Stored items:
————————

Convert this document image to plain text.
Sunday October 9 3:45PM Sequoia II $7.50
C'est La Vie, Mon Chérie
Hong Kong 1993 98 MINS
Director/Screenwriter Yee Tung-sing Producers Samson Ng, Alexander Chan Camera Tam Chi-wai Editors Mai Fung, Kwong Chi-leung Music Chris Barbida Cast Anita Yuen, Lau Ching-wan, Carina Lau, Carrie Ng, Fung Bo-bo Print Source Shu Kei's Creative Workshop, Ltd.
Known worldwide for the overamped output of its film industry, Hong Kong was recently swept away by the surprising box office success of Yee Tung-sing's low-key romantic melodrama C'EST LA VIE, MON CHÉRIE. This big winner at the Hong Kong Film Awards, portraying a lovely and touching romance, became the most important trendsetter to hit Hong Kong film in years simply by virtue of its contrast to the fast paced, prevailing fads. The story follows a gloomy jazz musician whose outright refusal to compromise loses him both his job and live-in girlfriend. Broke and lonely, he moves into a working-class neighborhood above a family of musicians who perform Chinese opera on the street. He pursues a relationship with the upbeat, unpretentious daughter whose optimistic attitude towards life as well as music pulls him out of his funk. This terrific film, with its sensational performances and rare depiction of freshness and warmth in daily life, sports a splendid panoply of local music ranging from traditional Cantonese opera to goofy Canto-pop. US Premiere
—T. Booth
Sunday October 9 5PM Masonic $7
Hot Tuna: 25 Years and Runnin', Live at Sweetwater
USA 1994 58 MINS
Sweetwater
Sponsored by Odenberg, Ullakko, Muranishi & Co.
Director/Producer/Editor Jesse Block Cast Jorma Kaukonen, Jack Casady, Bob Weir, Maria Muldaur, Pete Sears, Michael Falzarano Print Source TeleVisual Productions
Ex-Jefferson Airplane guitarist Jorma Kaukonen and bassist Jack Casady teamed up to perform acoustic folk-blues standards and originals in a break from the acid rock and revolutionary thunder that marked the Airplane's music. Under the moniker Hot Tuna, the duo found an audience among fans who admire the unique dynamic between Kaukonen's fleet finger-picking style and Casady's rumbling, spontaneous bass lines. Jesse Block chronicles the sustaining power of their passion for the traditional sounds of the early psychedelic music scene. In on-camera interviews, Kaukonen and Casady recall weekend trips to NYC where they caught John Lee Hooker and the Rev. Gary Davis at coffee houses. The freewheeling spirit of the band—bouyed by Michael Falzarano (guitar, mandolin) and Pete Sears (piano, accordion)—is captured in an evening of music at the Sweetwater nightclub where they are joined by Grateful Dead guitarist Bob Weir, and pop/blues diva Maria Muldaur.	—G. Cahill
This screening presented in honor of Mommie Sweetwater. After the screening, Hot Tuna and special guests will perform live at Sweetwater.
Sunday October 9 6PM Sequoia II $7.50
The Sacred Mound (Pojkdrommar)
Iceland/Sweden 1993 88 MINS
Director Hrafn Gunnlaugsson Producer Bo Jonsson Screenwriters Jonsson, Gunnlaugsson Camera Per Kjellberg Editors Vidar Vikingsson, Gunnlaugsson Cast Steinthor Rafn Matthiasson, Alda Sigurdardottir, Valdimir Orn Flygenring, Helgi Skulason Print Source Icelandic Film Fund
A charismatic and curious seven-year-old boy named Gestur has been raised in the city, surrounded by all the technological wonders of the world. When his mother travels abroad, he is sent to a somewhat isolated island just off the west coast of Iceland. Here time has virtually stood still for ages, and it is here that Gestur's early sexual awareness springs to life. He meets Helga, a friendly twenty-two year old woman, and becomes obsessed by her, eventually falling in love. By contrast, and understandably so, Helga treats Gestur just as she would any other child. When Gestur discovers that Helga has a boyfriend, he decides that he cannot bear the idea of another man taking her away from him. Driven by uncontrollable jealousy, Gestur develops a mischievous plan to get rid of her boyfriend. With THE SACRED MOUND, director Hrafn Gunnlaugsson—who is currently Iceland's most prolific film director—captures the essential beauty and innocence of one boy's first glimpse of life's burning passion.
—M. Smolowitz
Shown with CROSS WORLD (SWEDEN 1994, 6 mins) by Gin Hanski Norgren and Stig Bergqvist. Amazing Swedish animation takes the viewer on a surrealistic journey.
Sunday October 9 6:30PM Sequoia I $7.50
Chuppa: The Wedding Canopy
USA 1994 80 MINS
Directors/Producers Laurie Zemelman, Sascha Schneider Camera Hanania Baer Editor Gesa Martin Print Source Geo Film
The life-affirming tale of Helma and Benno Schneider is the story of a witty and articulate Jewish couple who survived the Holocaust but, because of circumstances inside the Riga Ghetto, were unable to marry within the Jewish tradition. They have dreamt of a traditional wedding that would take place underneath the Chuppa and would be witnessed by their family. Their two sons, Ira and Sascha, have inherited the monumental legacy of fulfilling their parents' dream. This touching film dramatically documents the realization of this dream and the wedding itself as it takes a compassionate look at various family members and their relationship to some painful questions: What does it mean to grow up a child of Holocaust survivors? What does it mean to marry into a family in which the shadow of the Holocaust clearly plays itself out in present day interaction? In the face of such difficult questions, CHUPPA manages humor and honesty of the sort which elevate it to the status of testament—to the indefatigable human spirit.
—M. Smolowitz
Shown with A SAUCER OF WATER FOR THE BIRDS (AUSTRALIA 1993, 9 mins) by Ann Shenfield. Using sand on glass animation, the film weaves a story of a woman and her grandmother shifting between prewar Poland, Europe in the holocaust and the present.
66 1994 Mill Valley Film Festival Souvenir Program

————————

• [Task requirements]:
Every entry should be printed again exactly as it stands.

• [Solution below]:
Convert this document image to plain text.
Sunday October 9 3:45PM Sequoia II $7.50
C'est La Vie, Mon Chérie
Hong Kong 1993 98 MINS
Director/Screenwriter Yee Tung-sing Producers Samson Ng, Alexander Chan Camera Tam Chi-wai Editors Mai Fung, Kwong Chi-leung Music Chris Barbida Cast Anita Yuen, Lau Ching-wan, Carina Lau, Carrie Ng, Fung Bo-bo Print Source Shu Kei's Creative Workshop, Ltd.
Known worldwide for the overamped output of its film industry, Hong Kong was recently swept away by the surprising box office success of Yee Tung-sing's low-key romantic melodrama C'EST LA VIE, MON CHÉRIE. This big winner at the Hong Kong Film Awards, portraying a lovely and touching romance, became the most important trendsetter to hit Hong Kong film in years simply by virtue of its contrast to the fast paced, prevailing fads. The story follows a gloomy jazz musician whose outright refusal to compromise loses him both his job and live-in girlfriend. Broke and lonely, he moves into a working-class neighborhood above a family of musicians who perform Chinese opera on the street. He pursues a relationship with the upbeat, unpretentious daughter whose optimistic attitude towards life as well as music pulls him out of his funk. This terrific film, with its sensational performances and rare depiction of freshness and warmth in daily life, sports a splendid panoply of local music ranging from traditional Cantonese opera to goofy Canto-pop. US Premiere
—T. Booth
Sunday October 9 5PM Masonic $7
Hot Tuna: 25 Years and Runnin', Live at Sweetwater
USA 1994 58 MINS
Sweetwater
Sponsored by Odenberg, Ullakko, Muranishi & Co.
Director/Producer/Editor Jesse Block Cast Jorma Kaukonen, Jack Casady, Bob Weir, Maria Muldaur, Pete Sears, Michael Falzarano Print Source TeleVisual Productions
Ex-Jefferson Airplane guitarist Jorma Kaukonen and bassist Jack Casady teamed up to perform acoustic folk-blues standards and originals in a break from the acid rock and revolutionary thunder that marked the Airplane's music. Under the moniker Hot Tuna, the duo found an audience among fans who admire the unique dynamic between Kaukonen's fleet finger-picking style and Casady's rumbling, spontaneous bass lines. Jesse Block chronicles the sustaining power of their passion for the traditional sounds of the early psychedelic music scene. In on-camera interviews, Kaukonen and Casady recall weekend trips to NYC where they caught John Lee Hooker and the Rev. Gary Davis at coffee houses. The freewheeling spirit of the band—bouyed by Michael Falzarano (guitar, mandolin) and Pete Sears (piano, accordion)—is captured in an evening of music at the Sweetwater nightclub where they are joined by Grateful Dead guitarist Bob Weir, and pop/blues diva Maria Muldaur.	—G. Cahill
This screening presented in honor of Mommie Sweetwater. After the screening, Hot Tuna and special guests will perform live at Sweetwater.
Sunday October 9 6PM Sequoia II $7.50
The Sacred Mound (Pojkdrommar)
Iceland/Sweden 1993 88 MINS
Director Hrafn Gunnlaugsson Producer Bo Jonsson Screenwriters Jonsson, Gunnlaugsson Camera Per Kjellberg Editors Vidar Vikingsson, Gunnlaugsson Cast Steinthor Rafn Matthiasson, Alda Sigurdardottir, Valdimir Orn Flygenring, Helgi Skulason Print Source Icelandic Film Fund
A charismatic and curious seven-year-old boy named Gestur has been raised in the city, surrounded by all the technological wonders of the world. When his mother travels abroad, he is sent to a somewhat isolated island just off the west coast of Iceland. Here time has virtually stood still for ages, and it is here that Gestur's early sexual awareness springs to life. He meets Helga, a friendly twenty-two year old woman, and becomes obsessed by her, eventually falling in love. By contrast, and understandably so, Helga treats Gestur just as she would any other child. When Gestur discovers that Helga has a boyfriend, he decides that he cannot bear the idea of another man taking her away from him. Driven by uncontrollable jealousy, Gestur develops a mischievous plan to get rid of her boyfriend. With THE SACRED MOUND, director Hrafn Gunnlaugsson—who is currently Iceland's most prolific film director—captures the essential beauty and innocence of one boy's first glimpse of life's burning passion.
—M. Smolowitz
Shown with CROSS WORLD (SWEDEN 1994, 6 mins) by Gin Hanski Norgren and Stig Bergqvist. Amazing Swedish animation takes the viewer on a surrealistic journey.
Sunday October 9 6:30PM Sequoia I $7.50
Chuppa: The Wedding Canopy
USA 1994 80 MINS
Directors/Producers Laurie Zemelman, Sascha Schneider Camera Hanania Baer Editor Gesa Martin Print Source Geo Film
The life-affirming tale of Helma and Benno Schneider is the story of a witty and articulate Jewish couple who survived the Holocaust but, because of circumstances inside the Riga Ghetto, were unable to marry within the Jewish tradition. They have dreamt of a traditional wedding that would take place underneath the Chuppa and would be witnessed by their family. Their two sons, Ira and Sascha, have inherited the monumental legacy of fulfilling their parents' dream. This touching film dramatically documents the realization of this dream and the wedding itself as it takes a compassionate look at various family members and their relationship to some painful questions: What does it mean to grow up a child of Holocaust survivors? What does it mean to marry into a family in which the shadow of the Holocaust clearly plays itself out in present day interaction? In the face of such difficult questions, CHUPPA manages humor and honesty of the sort which elevate it to the status of testament—to the indefatigable human spirit.
—M. Smolowitz
Shown with A SAUCER OF WATER FOR THE BIRDS (AUSTRALIA 1993, 9 mins) by Ann Shenfield. Using sand on glass animation, the film weaves a story of a woman and her grandmother shifting between prewar Poland, Europe in the holocaust and the present.
66 1994 Mill Valley Film Festival Souvenir Program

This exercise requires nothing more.